::: AVAILABLE RECORDS :::
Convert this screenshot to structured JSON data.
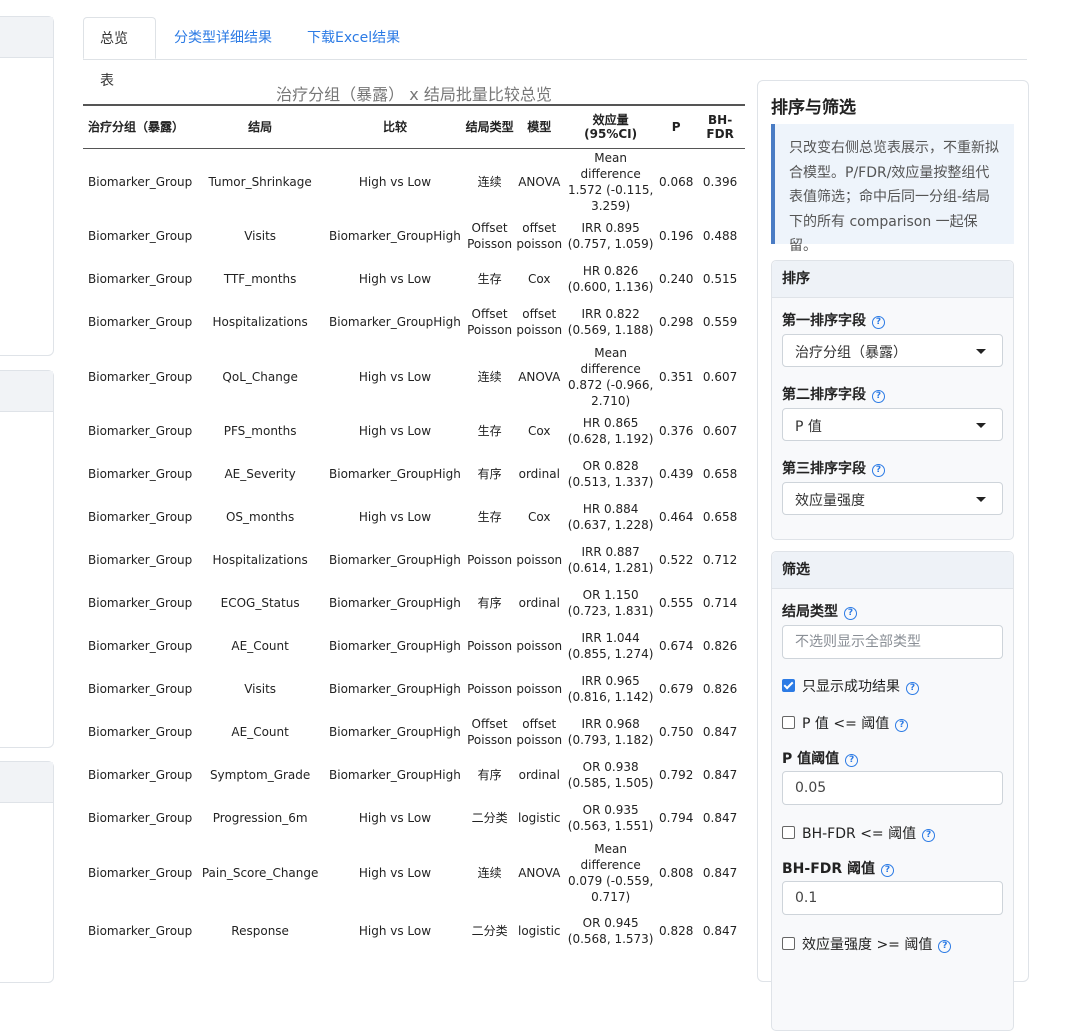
{
  "tabs": [
    "总览表",
    "分类型详细结果",
    "下载Excel结果"
  ],
  "table": {
    "title": "治疗分组（暴露） x 结局批量比较总览",
    "headers": [
      "治疗分组（暴露）",
      "结局",
      "比较",
      "结局类型",
      "模型",
      "效应量 (95%CI)",
      "P",
      "BH-FDR"
    ],
    "rows": [
      [
        "Biomarker_Group",
        "Tumor_Shrinkage",
        "High vs Low",
        "连续",
        "ANOVA",
        "Mean difference 1.572 (-0.115, 3.259)",
        "0.068",
        "0.396"
      ],
      [
        "Biomarker_Group",
        "Visits",
        "Biomarker_GroupHigh",
        "Offset Poisson",
        "offset poisson",
        "IRR 0.895 (0.757, 1.059)",
        "0.196",
        "0.488"
      ],
      [
        "Biomarker_Group",
        "TTF_months",
        "High vs Low",
        "生存",
        "Cox",
        "HR 0.826 (0.600, 1.136)",
        "0.240",
        "0.515"
      ],
      [
        "Biomarker_Group",
        "Hospitalizations",
        "Biomarker_GroupHigh",
        "Offset Poisson",
        "offset poisson",
        "IRR 0.822 (0.569, 1.188)",
        "0.298",
        "0.559"
      ],
      [
        "Biomarker_Group",
        "QoL_Change",
        "High vs Low",
        "连续",
        "ANOVA",
        "Mean difference 0.872 (-0.966, 2.710)",
        "0.351",
        "0.607"
      ],
      [
        "Biomarker_Group",
        "PFS_months",
        "High vs Low",
        "生存",
        "Cox",
        "HR 0.865 (0.628, 1.192)",
        "0.376",
        "0.607"
      ],
      [
        "Biomarker_Group",
        "AE_Severity",
        "Biomarker_GroupHigh",
        "有序",
        "ordinal",
        "OR 0.828 (0.513, 1.337)",
        "0.439",
        "0.658"
      ],
      [
        "Biomarker_Group",
        "OS_months",
        "High vs Low",
        "生存",
        "Cox",
        "HR 0.884 (0.637, 1.228)",
        "0.464",
        "0.658"
      ],
      [
        "Biomarker_Group",
        "Hospitalizations",
        "Biomarker_GroupHigh",
        "Poisson",
        "poisson",
        "IRR 0.887 (0.614, 1.281)",
        "0.522",
        "0.712"
      ],
      [
        "Biomarker_Group",
        "ECOG_Status",
        "Biomarker_GroupHigh",
        "有序",
        "ordinal",
        "OR 1.150 (0.723, 1.831)",
        "0.555",
        "0.714"
      ],
      [
        "Biomarker_Group",
        "AE_Count",
        "Biomarker_GroupHigh",
        "Poisson",
        "poisson",
        "IRR 1.044 (0.855, 1.274)",
        "0.674",
        "0.826"
      ],
      [
        "Biomarker_Group",
        "Visits",
        "Biomarker_GroupHigh",
        "Poisson",
        "poisson",
        "IRR 0.965 (0.816, 1.142)",
        "0.679",
        "0.826"
      ],
      [
        "Biomarker_Group",
        "AE_Count",
        "Biomarker_GroupHigh",
        "Offset Poisson",
        "offset poisson",
        "IRR 0.968 (0.793, 1.182)",
        "0.750",
        "0.847"
      ],
      [
        "Biomarker_Group",
        "Symptom_Grade",
        "Biomarker_GroupHigh",
        "有序",
        "ordinal",
        "OR 0.938 (0.585, 1.505)",
        "0.792",
        "0.847"
      ],
      [
        "Biomarker_Group",
        "Progression_6m",
        "High vs Low",
        "二分类",
        "logistic",
        "OR 0.935 (0.563, 1.551)",
        "0.794",
        "0.847"
      ],
      [
        "Biomarker_Group",
        "Pain_Score_Change",
        "High vs Low",
        "连续",
        "ANOVA",
        "Mean difference 0.079 (-0.559, 0.717)",
        "0.808",
        "0.847"
      ],
      [
        "Biomarker_Group",
        "Response",
        "High vs Low",
        "二分类",
        "logistic",
        "OR 0.945 (0.568, 1.573)",
        "0.828",
        "0.847"
      ]
    ]
  },
  "sidebar": {
    "title": "排序与筛选",
    "info": "只改变右侧总览表展示，不重新拟合模型。P/FDR/效应量按整组代表值筛选；命中后同一分组-结局下的所有 comparison 一起保留。",
    "sort": {
      "header": "排序",
      "field1_label": "第一排序字段",
      "field1_value": "治疗分组（暴露）",
      "field2_label": "第二排序字段",
      "field2_value": "P 值",
      "field3_label": "第三排序字段",
      "field3_value": "效应量强度"
    },
    "filter": {
      "header": "筛选",
      "outcome_type_label": "结局类型",
      "outcome_type_placeholder": "不选则显示全部类型",
      "success_only_label": "只显示成功结果",
      "success_only_checked": true,
      "p_filter_label": "P 值 <= 阈值",
      "p_filter_checked": false,
      "p_threshold_label": "P 值阈值",
      "p_threshold_value": "0.05",
      "fdr_filter_label": "BH-FDR <= 阈值",
      "fdr_filter_checked": false,
      "fdr_threshold_label": "BH-FDR 阈值",
      "fdr_threshold_value": "0.1",
      "effect_filter_label": "效应量强度 >= 阈值",
      "effect_filter_checked": false
    }
  }
}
:::
Once the pictures are set aside, repeat the data above exactly.

Convert this screenshot to structured JSON data.
{
  "tabs": [
    "总览表",
    "分类型详细结果",
    "下载Excel结果"
  ],
  "table": {
    "title": "治疗分组（暴露） x 结局批量比较总览",
    "headers": [
      "治疗分组（暴露）",
      "结局",
      "比较",
      "结局类型",
      "模型",
      "效应量 (95%CI)",
      "P",
      "BH-FDR"
    ],
    "rows": [
      [
        "Biomarker_Group",
        "Tumor_Shrinkage",
        "High vs Low",
        "连续",
        "ANOVA",
        "Mean difference 1.572 (-0.115, 3.259)",
        "0.068",
        "0.396"
      ],
      [
        "Biomarker_Group",
        "Visits",
        "Biomarker_GroupHigh",
        "Offset Poisson",
        "offset poisson",
        "IRR 0.895 (0.757, 1.059)",
        "0.196",
        "0.488"
      ],
      [
        "Biomarker_Group",
        "TTF_months",
        "High vs Low",
        "生存",
        "Cox",
        "HR 0.826 (0.600, 1.136)",
        "0.240",
        "0.515"
      ],
      [
        "Biomarker_Group",
        "Hospitalizations",
        "Biomarker_GroupHigh",
        "Offset Poisson",
        "offset poisson",
        "IRR 0.822 (0.569, 1.188)",
        "0.298",
        "0.559"
      ],
      [
        "Biomarker_Group",
        "QoL_Change",
        "High vs Low",
        "连续",
        "ANOVA",
        "Mean difference 0.872 (-0.966, 2.710)",
        "0.351",
        "0.607"
      ],
      [
        "Biomarker_Group",
        "PFS_months",
        "High vs Low",
        "生存",
        "Cox",
        "HR 0.865 (0.628, 1.192)",
        "0.376",
        "0.607"
      ],
      [
        "Biomarker_Group",
        "AE_Severity",
        "Biomarker_GroupHigh",
        "有序",
        "ordinal",
        "OR 0.828 (0.513, 1.337)",
        "0.439",
        "0.658"
      ],
      [
        "Biomarker_Group",
        "OS_months",
        "High vs Low",
        "生存",
        "Cox",
        "HR 0.884 (0.637, 1.228)",
        "0.464",
        "0.658"
      ],
      [
        "Biomarker_Group",
        "Hospitalizations",
        "Biomarker_GroupHigh",
        "Poisson",
        "poisson",
        "IRR 0.887 (0.614, 1.281)",
        "0.522",
        "0.712"
      ],
      [
        "Biomarker_Group",
        "ECOG_Status",
        "Biomarker_GroupHigh",
        "有序",
        "ordinal",
        "OR 1.150 (0.723, 1.831)",
        "0.555",
        "0.714"
      ],
      [
        "Biomarker_Group",
        "AE_Count",
        "Biomarker_GroupHigh",
        "Poisson",
        "poisson",
        "IRR 1.044 (0.855, 1.274)",
        "0.674",
        "0.826"
      ],
      [
        "Biomarker_Group",
        "Visits",
        "Biomarker_GroupHigh",
        "Poisson",
        "poisson",
        "IRR 0.965 (0.816, 1.142)",
        "0.679",
        "0.826"
      ],
      [
        "Biomarker_Group",
        "AE_Count",
        "Biomarker_GroupHigh",
        "Offset Poisson",
        "offset poisson",
        "IRR 0.968 (0.793, 1.182)",
        "0.750",
        "0.847"
      ],
      [
        "Biomarker_Group",
        "Symptom_Grade",
        "Biomarker_GroupHigh",
        "有序",
        "ordinal",
        "OR 0.938 (0.585, 1.505)",
        "0.792",
        "0.847"
      ],
      [
        "Biomarker_Group",
        "Progression_6m",
        "High vs Low",
        "二分类",
        "logistic",
        "OR 0.935 (0.563, 1.551)",
        "0.794",
        "0.847"
      ],
      [
        "Biomarker_Group",
        "Pain_Score_Change",
        "High vs Low",
        "连续",
        "ANOVA",
        "Mean difference 0.079 (-0.559, 0.717)",
        "0.808",
        "0.847"
      ],
      [
        "Biomarker_Group",
        "Response",
        "High vs Low",
        "二分类",
        "logistic",
        "OR 0.945 (0.568, 1.573)",
        "0.828",
        "0.847"
      ]
    ]
  },
  "sidebar": {
    "title": "排序与筛选",
    "info": "只改变右侧总览表展示，不重新拟合模型。P/FDR/效应量按整组代表值筛选；命中后同一分组-结局下的所有 comparison 一起保留。",
    "sort": {
      "header": "排序",
      "field1_label": "第一排序字段",
      "field1_value": "治疗分组（暴露）",
      "field2_label": "第二排序字段",
      "field2_value": "P 值",
      "field3_label": "第三排序字段",
      "field3_value": "效应量强度"
    },
    "filter": {
      "header": "筛选",
      "outcome_type_label": "结局类型",
      "outcome_type_placeholder": "不选则显示全部类型",
      "success_only_label": "只显示成功结果",
      "success_only_checked": true,
      "p_filter_label": "P 值 <= 阈值",
      "p_filter_checked": false,
      "p_threshold_label": "P 值阈值",
      "p_threshold_value": "0.05",
      "fdr_filter_label": "BH-FDR <= 阈值",
      "fdr_filter_checked": false,
      "fdr_threshold_label": "BH-FDR 阈值",
      "fdr_threshold_value": "0.1",
      "effect_filter_label": "效应量强度 >= 阈值",
      "effect_filter_checked": false
    }
  }
}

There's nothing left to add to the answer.